[Stored data entries]
'''

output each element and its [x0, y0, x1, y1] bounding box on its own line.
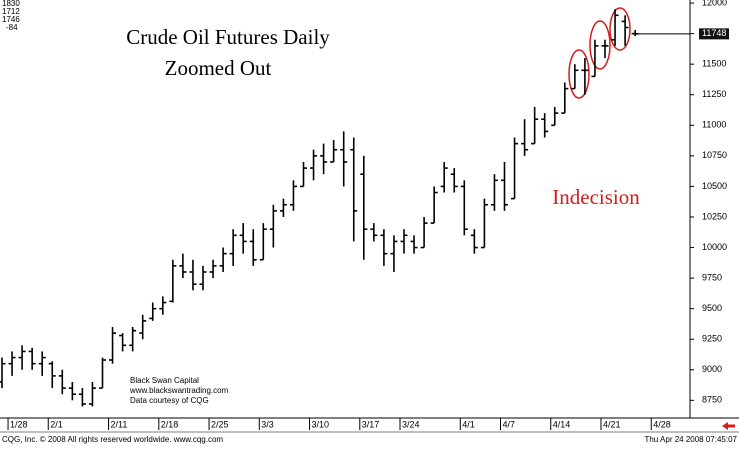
x-tick-label: 4/28	[653, 419, 671, 429]
x-tick-label: 3/24	[402, 419, 420, 429]
y-tick-label: 11000	[702, 120, 726, 130]
y-tick-label: 12000	[702, 0, 727, 7]
chart-subtitle: Zoomed Out	[165, 56, 272, 80]
x-tick-label: 2/1	[50, 419, 63, 429]
chart-title: Crude Oil Futures Daily	[126, 25, 330, 49]
quote: 1712	[2, 7, 20, 16]
y-tick-label: 8750	[702, 395, 722, 405]
x-tick-label: 4/21	[603, 419, 621, 429]
last-price-box	[699, 28, 729, 40]
highlight-ellipse	[609, 7, 631, 51]
y-tick-label: 10500	[702, 181, 727, 191]
x-tick-label: 3/17	[362, 419, 380, 429]
x-tick-label: 4/14	[553, 419, 571, 429]
quote: 1746	[2, 15, 20, 24]
x-tick-label: 1/28	[10, 419, 28, 429]
y-tick-label: 11250	[702, 89, 726, 99]
footer-right: Thu Apr 24 2008 07:45:07	[644, 435, 737, 444]
y-tick-label: 10750	[702, 150, 727, 160]
highlight-ellipse	[568, 49, 590, 99]
y-tick-label: 11500	[702, 59, 726, 69]
x-tick-label: 3/10	[312, 419, 330, 429]
arrow-icon	[722, 422, 735, 430]
last-price-label: 11748	[702, 28, 726, 38]
y-tick-label: 9000	[702, 364, 722, 374]
y-tick-label: 10250	[702, 211, 727, 221]
quote: -84	[6, 23, 18, 32]
x-tick-label: 2/11	[111, 419, 128, 429]
x-tick-label: 2/25	[211, 419, 229, 429]
y-tick-label: 9500	[702, 303, 722, 313]
footer-left: CQG, Inc. © 2008 All rights reserved wor…	[2, 435, 223, 444]
y-tick-label: 9750	[702, 272, 722, 282]
annotation: Indecision	[552, 185, 640, 209]
credit: www.blackswantrading.com	[129, 386, 229, 395]
quote: 1830	[2, 0, 20, 8]
x-tick-label: 4/7	[503, 419, 516, 429]
credit: Data courtesy of CQG	[130, 396, 209, 405]
y-tick-label: 10000	[702, 242, 727, 252]
highlight-ellipse	[589, 20, 611, 70]
x-tick-label: 2/18	[161, 419, 179, 429]
y-tick-label: 9250	[702, 334, 722, 344]
x-tick-label: 4/1	[462, 419, 475, 429]
x-tick-label: 3/3	[261, 419, 274, 429]
credit: Black Swan Capital	[130, 376, 199, 385]
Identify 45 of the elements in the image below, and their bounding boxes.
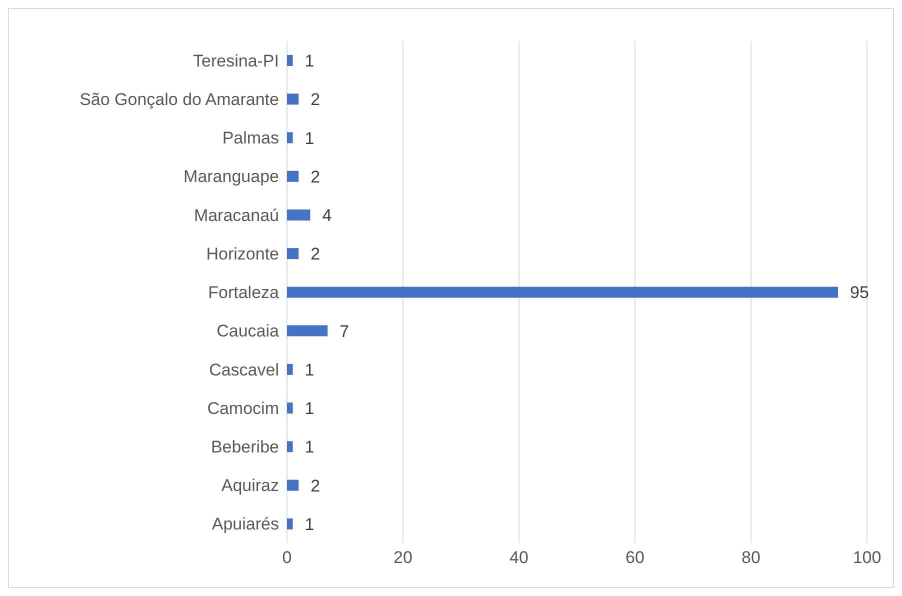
data-label: 2 xyxy=(310,244,320,264)
data-label: 95 xyxy=(850,283,869,302)
y-tick-label: Apuiarés xyxy=(212,514,279,534)
bar xyxy=(287,518,293,530)
data-label: 1 xyxy=(304,399,314,418)
bar xyxy=(287,55,293,66)
bar xyxy=(287,325,328,336)
bar xyxy=(287,402,293,414)
x-tick-label: 100 xyxy=(852,548,882,568)
data-label: 4 xyxy=(322,206,332,225)
x-tick-label: 40 xyxy=(510,548,528,568)
data-label: 1 xyxy=(304,514,314,534)
y-tick-label: Maranguape xyxy=(184,167,279,186)
y-tick-label: Palmas xyxy=(222,128,279,148)
data-label: 7 xyxy=(340,322,350,341)
data-label: 1 xyxy=(304,438,314,457)
y-tick-label: Cascavel xyxy=(209,360,279,380)
y-tick-label: São Gonçalo do Amarante xyxy=(80,90,279,109)
y-tick-label: Beberibe xyxy=(210,437,279,456)
data-label: 2 xyxy=(310,167,320,186)
bar xyxy=(287,480,299,491)
bar xyxy=(287,209,310,220)
x-tick-label: 60 xyxy=(626,548,644,568)
y-tick-label: Caucaia xyxy=(216,322,280,341)
bar xyxy=(287,364,293,375)
bar xyxy=(287,286,838,298)
y-tick-label: Fortaleza xyxy=(208,283,280,302)
data-label: 2 xyxy=(310,476,320,496)
y-tick-label: Horizonte xyxy=(206,244,279,264)
x-tick-label: 80 xyxy=(742,548,760,568)
bar xyxy=(287,132,293,144)
y-tick-label: Teresina-PI xyxy=(193,51,279,70)
bar xyxy=(287,170,299,182)
bar xyxy=(287,94,299,105)
y-tick-label: Camocim xyxy=(207,398,279,418)
data-label: 1 xyxy=(304,360,314,380)
y-tick-label: Maracanaú xyxy=(194,206,279,225)
data-label: 1 xyxy=(304,52,314,71)
data-label: 1 xyxy=(304,128,314,148)
x-tick-label: 20 xyxy=(394,548,412,568)
x-tick-label: 0 xyxy=(282,548,292,568)
y-tick-label: Aquiraz xyxy=(221,476,279,496)
data-label: 2 xyxy=(310,90,320,110)
bar xyxy=(287,248,299,260)
bar xyxy=(287,441,293,452)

'''

_Required task_
Print all of the material above line by line, word for word, and leave out the pictures.

_Response to the exercise_
output each element and its [x0, y0, x1, y1] bounding box on its own line.
x-tick-label: 4/28	[653, 419, 671, 429]
x-tick-label: 3/24	[402, 419, 420, 429]
y-tick-label: 11000	[702, 120, 726, 130]
y-tick-label: 12000	[702, 0, 727, 7]
chart-subtitle: Zoomed Out	[165, 56, 272, 80]
x-tick-label: 2/1	[50, 419, 63, 429]
chart-title: Crude Oil Futures Daily	[126, 25, 330, 49]
quote: 1712	[2, 7, 20, 16]
y-tick-label: 8750	[702, 395, 722, 405]
x-tick-label: 4/21	[603, 419, 621, 429]
last-price-box	[699, 28, 729, 40]
highlight-ellipse	[609, 7, 631, 51]
y-tick-label: 10500	[702, 181, 727, 191]
x-tick-label: 3/17	[362, 419, 380, 429]
x-tick-label: 4/14	[553, 419, 571, 429]
quote: 1746	[2, 15, 20, 24]
x-tick-label: 1/28	[10, 419, 28, 429]
y-tick-label: 11250	[702, 89, 726, 99]
footer-right: Thu Apr 24 2008 07:45:07	[644, 435, 737, 444]
y-tick-label: 10750	[702, 150, 727, 160]
highlight-ellipse	[568, 49, 590, 99]
y-tick-label: 11500	[702, 59, 726, 69]
x-tick-label: 3/10	[312, 419, 330, 429]
arrow-icon	[722, 422, 735, 430]
last-price-label: 11748	[702, 28, 726, 38]
y-tick-label: 9000	[702, 364, 722, 374]
y-tick-label: 10250	[702, 211, 727, 221]
quote: -84	[6, 23, 18, 32]
x-tick-label: 2/11	[111, 419, 128, 429]
x-tick-label: 2/25	[211, 419, 229, 429]
y-tick-label: 9500	[702, 303, 722, 313]
footer-left: CQG, Inc. © 2008 All rights reserved wor…	[2, 435, 223, 444]
y-tick-label: 9750	[702, 272, 722, 282]
annotation: Indecision	[552, 185, 640, 209]
credit: www.blackswantrading.com	[129, 386, 229, 395]
quote: 1830	[2, 0, 20, 8]
x-tick-label: 4/7	[503, 419, 516, 429]
credit: Data courtesy of CQG	[130, 396, 209, 405]
y-tick-label: 10000	[702, 242, 727, 252]
highlight-ellipse	[589, 20, 611, 70]
x-tick-label: 2/18	[161, 419, 179, 429]
y-tick-label: 9250	[702, 334, 722, 344]
x-tick-label: 4/1	[462, 419, 475, 429]
x-tick-label: 3/3	[261, 419, 274, 429]
credit: Black Swan Capital	[130, 376, 199, 385]
Identify 45 of the elements in the image below, and their bounding boxes.
data-label: 2 xyxy=(310,244,320,264)
data-label: 95 xyxy=(850,283,869,302)
y-tick-label: Apuiarés xyxy=(212,514,279,534)
bar xyxy=(287,518,293,530)
data-label: 1 xyxy=(304,399,314,418)
bar xyxy=(287,55,293,66)
bar xyxy=(287,325,328,336)
bar xyxy=(287,402,293,414)
x-tick-label: 100 xyxy=(852,548,882,568)
data-label: 4 xyxy=(322,206,332,225)
x-tick-label: 40 xyxy=(510,548,528,568)
data-label: 1 xyxy=(304,514,314,534)
y-tick-label: Maranguape xyxy=(184,167,279,186)
y-tick-label: Palmas xyxy=(222,128,279,148)
data-label: 7 xyxy=(340,322,350,341)
data-label: 1 xyxy=(304,438,314,457)
y-tick-label: Cascavel xyxy=(209,360,279,380)
y-tick-label: São Gonçalo do Amarante xyxy=(80,90,279,109)
y-tick-label: Beberibe xyxy=(210,437,279,456)
data-label: 2 xyxy=(310,167,320,186)
bar xyxy=(287,480,299,491)
bar xyxy=(287,209,310,220)
x-tick-label: 60 xyxy=(626,548,644,568)
y-tick-label: Caucaia xyxy=(216,322,280,341)
bar xyxy=(287,364,293,375)
bar xyxy=(287,286,838,298)
y-tick-label: Fortaleza xyxy=(208,283,280,302)
data-label: 2 xyxy=(310,476,320,496)
y-tick-label: Horizonte xyxy=(206,244,279,264)
x-tick-label: 80 xyxy=(742,548,760,568)
bar xyxy=(287,132,293,144)
y-tick-label: Teresina-PI xyxy=(193,51,279,70)
bar xyxy=(287,170,299,182)
bar xyxy=(287,94,299,105)
y-tick-label: Camocim xyxy=(207,398,279,418)
data-label: 1 xyxy=(304,360,314,380)
y-tick-label: Maracanaú xyxy=(194,206,279,225)
data-label: 1 xyxy=(304,52,314,71)
data-label: 1 xyxy=(304,128,314,148)
x-tick-label: 20 xyxy=(394,548,412,568)
x-tick-label: 0 xyxy=(282,548,292,568)
y-tick-label: Aquiraz xyxy=(221,476,279,496)
data-label: 2 xyxy=(310,90,320,110)
bar xyxy=(287,248,299,260)
bar xyxy=(287,441,293,452)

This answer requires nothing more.